* [What you will do]: In the listing below, count each line containing "javac" and answer with the count only.

* [Input rows]:
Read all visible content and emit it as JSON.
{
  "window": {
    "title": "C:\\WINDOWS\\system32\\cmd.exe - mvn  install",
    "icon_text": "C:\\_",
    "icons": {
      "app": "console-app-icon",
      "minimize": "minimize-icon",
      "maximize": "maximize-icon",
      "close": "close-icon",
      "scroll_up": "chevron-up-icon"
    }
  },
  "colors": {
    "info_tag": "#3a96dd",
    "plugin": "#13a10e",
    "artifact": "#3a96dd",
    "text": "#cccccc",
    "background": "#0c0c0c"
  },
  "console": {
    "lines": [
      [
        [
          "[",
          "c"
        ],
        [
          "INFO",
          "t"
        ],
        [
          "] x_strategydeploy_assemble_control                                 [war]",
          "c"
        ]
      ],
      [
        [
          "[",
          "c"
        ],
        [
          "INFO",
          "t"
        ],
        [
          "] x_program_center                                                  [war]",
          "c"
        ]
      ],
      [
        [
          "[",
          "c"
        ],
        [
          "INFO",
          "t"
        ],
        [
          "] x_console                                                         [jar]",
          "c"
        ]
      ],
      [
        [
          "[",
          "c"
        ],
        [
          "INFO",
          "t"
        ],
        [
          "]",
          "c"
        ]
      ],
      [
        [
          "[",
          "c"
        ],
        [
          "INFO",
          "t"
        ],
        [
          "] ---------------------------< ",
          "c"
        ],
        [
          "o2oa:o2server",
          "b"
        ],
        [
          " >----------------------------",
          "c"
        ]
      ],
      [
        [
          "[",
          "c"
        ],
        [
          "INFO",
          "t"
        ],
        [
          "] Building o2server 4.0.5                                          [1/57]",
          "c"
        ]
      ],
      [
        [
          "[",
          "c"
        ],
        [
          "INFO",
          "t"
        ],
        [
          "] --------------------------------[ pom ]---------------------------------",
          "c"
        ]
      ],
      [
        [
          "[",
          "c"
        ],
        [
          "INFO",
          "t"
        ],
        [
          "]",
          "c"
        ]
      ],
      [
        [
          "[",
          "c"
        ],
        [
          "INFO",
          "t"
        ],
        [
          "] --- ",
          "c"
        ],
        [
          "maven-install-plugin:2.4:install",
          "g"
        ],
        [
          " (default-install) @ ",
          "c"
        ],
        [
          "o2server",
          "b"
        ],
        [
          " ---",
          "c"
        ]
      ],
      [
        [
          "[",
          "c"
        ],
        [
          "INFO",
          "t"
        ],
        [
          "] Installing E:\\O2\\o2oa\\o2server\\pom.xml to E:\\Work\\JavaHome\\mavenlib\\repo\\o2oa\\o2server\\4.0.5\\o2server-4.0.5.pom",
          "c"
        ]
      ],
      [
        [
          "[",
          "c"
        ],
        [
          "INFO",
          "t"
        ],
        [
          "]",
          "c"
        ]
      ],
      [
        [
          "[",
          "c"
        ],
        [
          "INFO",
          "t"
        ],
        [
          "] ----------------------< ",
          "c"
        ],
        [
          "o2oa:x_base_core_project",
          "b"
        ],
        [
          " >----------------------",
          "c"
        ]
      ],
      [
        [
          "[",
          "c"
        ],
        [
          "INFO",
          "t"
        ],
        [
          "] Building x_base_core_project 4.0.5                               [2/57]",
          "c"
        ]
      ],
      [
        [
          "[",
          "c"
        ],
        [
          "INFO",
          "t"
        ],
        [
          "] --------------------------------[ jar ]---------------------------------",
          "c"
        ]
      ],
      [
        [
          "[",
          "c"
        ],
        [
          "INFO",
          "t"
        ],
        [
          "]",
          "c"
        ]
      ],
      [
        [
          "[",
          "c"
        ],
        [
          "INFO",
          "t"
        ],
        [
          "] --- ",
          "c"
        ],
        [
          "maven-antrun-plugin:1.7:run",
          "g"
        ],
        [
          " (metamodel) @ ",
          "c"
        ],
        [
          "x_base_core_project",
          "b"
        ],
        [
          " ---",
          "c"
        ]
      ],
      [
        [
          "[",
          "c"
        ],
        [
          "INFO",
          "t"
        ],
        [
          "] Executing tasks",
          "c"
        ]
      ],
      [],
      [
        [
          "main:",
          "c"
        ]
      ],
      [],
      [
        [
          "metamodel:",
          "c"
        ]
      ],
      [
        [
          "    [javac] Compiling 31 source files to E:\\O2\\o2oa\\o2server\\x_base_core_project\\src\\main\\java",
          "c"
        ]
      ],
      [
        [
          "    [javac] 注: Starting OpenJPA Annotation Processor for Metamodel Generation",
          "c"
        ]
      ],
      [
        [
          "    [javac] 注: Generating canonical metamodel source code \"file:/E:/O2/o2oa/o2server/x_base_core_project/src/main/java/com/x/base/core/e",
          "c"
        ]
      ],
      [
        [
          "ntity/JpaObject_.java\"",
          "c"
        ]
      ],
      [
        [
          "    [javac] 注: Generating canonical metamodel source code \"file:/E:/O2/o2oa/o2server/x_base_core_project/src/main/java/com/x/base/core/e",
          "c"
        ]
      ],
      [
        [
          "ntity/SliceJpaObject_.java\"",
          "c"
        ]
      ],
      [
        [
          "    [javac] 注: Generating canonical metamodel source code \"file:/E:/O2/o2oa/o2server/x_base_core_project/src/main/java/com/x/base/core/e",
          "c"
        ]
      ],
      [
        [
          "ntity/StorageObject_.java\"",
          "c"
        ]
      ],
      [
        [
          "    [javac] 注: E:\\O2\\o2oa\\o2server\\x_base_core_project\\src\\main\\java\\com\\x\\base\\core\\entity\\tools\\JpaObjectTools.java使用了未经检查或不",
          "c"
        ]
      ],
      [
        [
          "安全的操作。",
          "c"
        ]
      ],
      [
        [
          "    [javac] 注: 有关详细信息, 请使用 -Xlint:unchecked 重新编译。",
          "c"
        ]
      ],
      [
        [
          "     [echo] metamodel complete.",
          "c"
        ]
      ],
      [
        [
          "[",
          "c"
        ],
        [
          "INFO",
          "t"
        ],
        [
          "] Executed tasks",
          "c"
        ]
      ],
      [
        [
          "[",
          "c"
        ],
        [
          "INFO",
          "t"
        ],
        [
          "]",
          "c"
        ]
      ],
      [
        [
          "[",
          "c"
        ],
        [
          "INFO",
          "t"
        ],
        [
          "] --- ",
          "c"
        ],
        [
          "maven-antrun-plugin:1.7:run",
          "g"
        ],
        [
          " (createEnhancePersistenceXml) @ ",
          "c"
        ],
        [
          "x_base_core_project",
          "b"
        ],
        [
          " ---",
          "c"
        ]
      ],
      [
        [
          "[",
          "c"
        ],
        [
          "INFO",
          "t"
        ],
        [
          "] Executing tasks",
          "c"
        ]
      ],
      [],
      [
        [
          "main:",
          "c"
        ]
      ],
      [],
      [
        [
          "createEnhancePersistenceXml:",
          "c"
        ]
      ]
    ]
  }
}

* [The response]: 7